DIRECTIVE:
Without the images, print all the entries below exactly as given.

[Collected data entries]
# # # # # # #

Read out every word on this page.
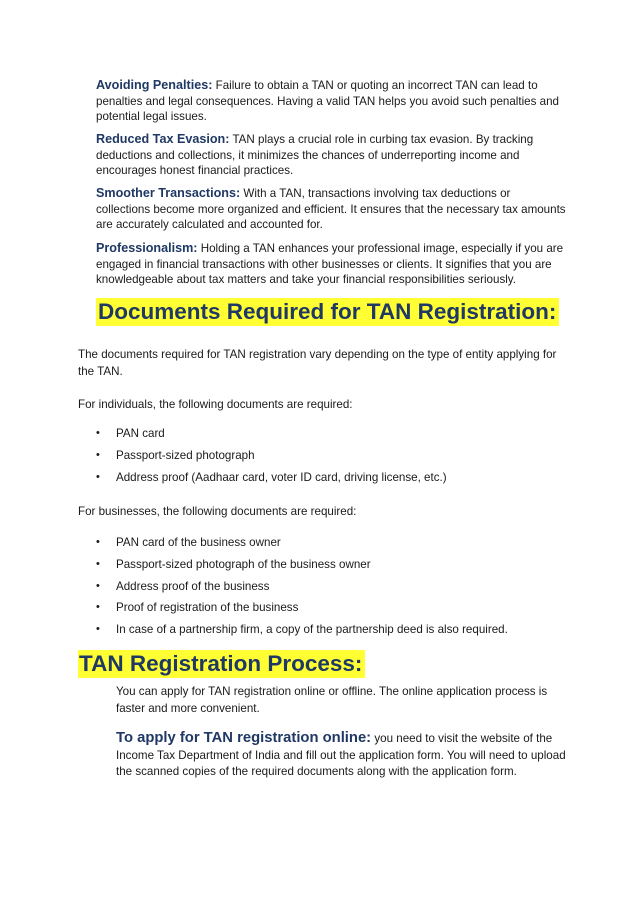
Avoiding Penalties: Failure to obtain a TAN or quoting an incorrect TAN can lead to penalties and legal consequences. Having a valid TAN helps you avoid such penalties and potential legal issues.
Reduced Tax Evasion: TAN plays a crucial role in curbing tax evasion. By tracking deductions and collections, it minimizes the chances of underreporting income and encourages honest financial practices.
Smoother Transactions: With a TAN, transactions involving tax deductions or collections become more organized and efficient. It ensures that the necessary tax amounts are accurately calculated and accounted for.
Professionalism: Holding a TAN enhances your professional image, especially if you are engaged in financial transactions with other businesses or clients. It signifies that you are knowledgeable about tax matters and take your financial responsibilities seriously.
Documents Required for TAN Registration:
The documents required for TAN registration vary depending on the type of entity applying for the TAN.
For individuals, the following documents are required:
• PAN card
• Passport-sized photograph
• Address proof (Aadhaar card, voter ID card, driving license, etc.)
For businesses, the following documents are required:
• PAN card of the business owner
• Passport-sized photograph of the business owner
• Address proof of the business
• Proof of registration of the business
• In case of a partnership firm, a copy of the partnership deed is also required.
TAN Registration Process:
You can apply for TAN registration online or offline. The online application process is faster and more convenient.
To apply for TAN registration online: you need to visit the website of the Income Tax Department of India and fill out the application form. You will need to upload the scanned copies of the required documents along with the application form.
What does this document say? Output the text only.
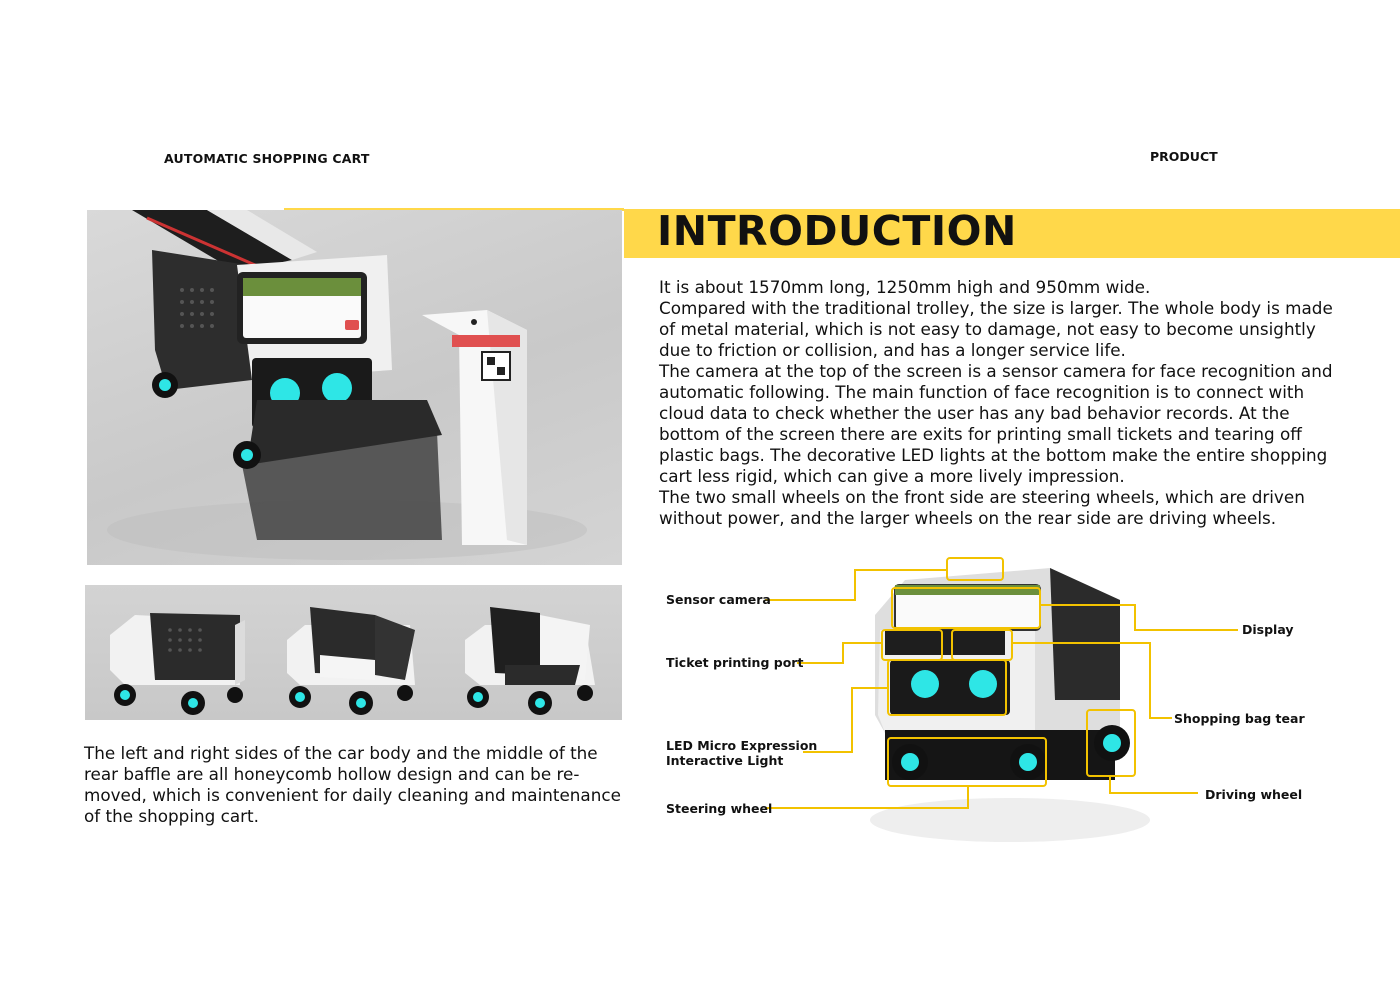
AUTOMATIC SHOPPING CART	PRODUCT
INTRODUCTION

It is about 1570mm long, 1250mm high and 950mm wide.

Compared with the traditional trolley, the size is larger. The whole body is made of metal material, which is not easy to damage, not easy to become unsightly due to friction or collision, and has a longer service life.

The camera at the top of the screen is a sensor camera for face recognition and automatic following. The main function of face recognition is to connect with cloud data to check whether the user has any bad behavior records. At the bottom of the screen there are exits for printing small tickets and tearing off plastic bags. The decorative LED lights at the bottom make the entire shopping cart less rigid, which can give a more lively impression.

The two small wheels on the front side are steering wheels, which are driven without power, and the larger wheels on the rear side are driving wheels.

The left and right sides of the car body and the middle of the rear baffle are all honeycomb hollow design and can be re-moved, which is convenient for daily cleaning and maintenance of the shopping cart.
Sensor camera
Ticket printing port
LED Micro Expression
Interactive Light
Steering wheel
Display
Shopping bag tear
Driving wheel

# # # # # # #

EXERCISE ANSWER:
Read out every word on this page.
Avoiding Penalties: Failure to obtain a TAN or quoting an incorrect TAN can lead to penalties and legal consequences. Having a valid TAN helps you avoid such penalties and potential legal issues.
Reduced Tax Evasion: TAN plays a crucial role in curbing tax evasion. By tracking deductions and collections, it minimizes the chances of underreporting income and encourages honest financial practices.
Smoother Transactions: With a TAN, transactions involving tax deductions or collections become more organized and efficient. It ensures that the necessary tax amounts are accurately calculated and accounted for.
Professionalism: Holding a TAN enhances your professional image, especially if you are engaged in financial transactions with other businesses or clients. It signifies that you are knowledgeable about tax matters and take your financial responsibilities seriously.
Documents Required for TAN Registration:
The documents required for TAN registration vary depending on the type of entity applying for the TAN.
For individuals, the following documents are required:
• PAN card
• Passport-sized photograph
• Address proof (Aadhaar card, voter ID card, driving license, etc.)
For businesses, the following documents are required:
• PAN card of the business owner
• Passport-sized photograph of the business owner
• Address proof of the business
• Proof of registration of the business
• In case of a partnership firm, a copy of the partnership deed is also required.
TAN Registration Process:
You can apply for TAN registration online or offline. The online application process is faster and more convenient.
To apply for TAN registration online: you need to visit the website of the Income Tax Department of India and fill out the application form. You will need to upload the scanned copies of the required documents along with the application form.
What does this document say? Output the text only.
AUTOMATIC SHOPPING CART	PRODUCT
INTRODUCTION

It is about 1570mm long, 1250mm high and 950mm wide.

Compared with the traditional trolley, the size is larger. The whole body is made of metal material, which is not easy to damage, not easy to become unsightly due to friction or collision, and has a longer service life.

The camera at the top of the screen is a sensor camera for face recognition and automatic following. The main function of face recognition is to connect with cloud data to check whether the user has any bad behavior records. At the bottom of the screen there are exits for printing small tickets and tearing off plastic bags. The decorative LED lights at the bottom make the entire shopping cart less rigid, which can give a more lively impression.

The two small wheels on the front side are steering wheels, which are driven without power, and the larger wheels on the rear side are driving wheels.

The left and right sides of the car body and the middle of the rear baffle are all honeycomb hollow design and can be re-moved, which is convenient for daily cleaning and maintenance of the shopping cart.
Sensor camera
Ticket printing port
LED Micro Expression
Interactive Light
Steering wheel
Display
Shopping bag tear
Driving wheel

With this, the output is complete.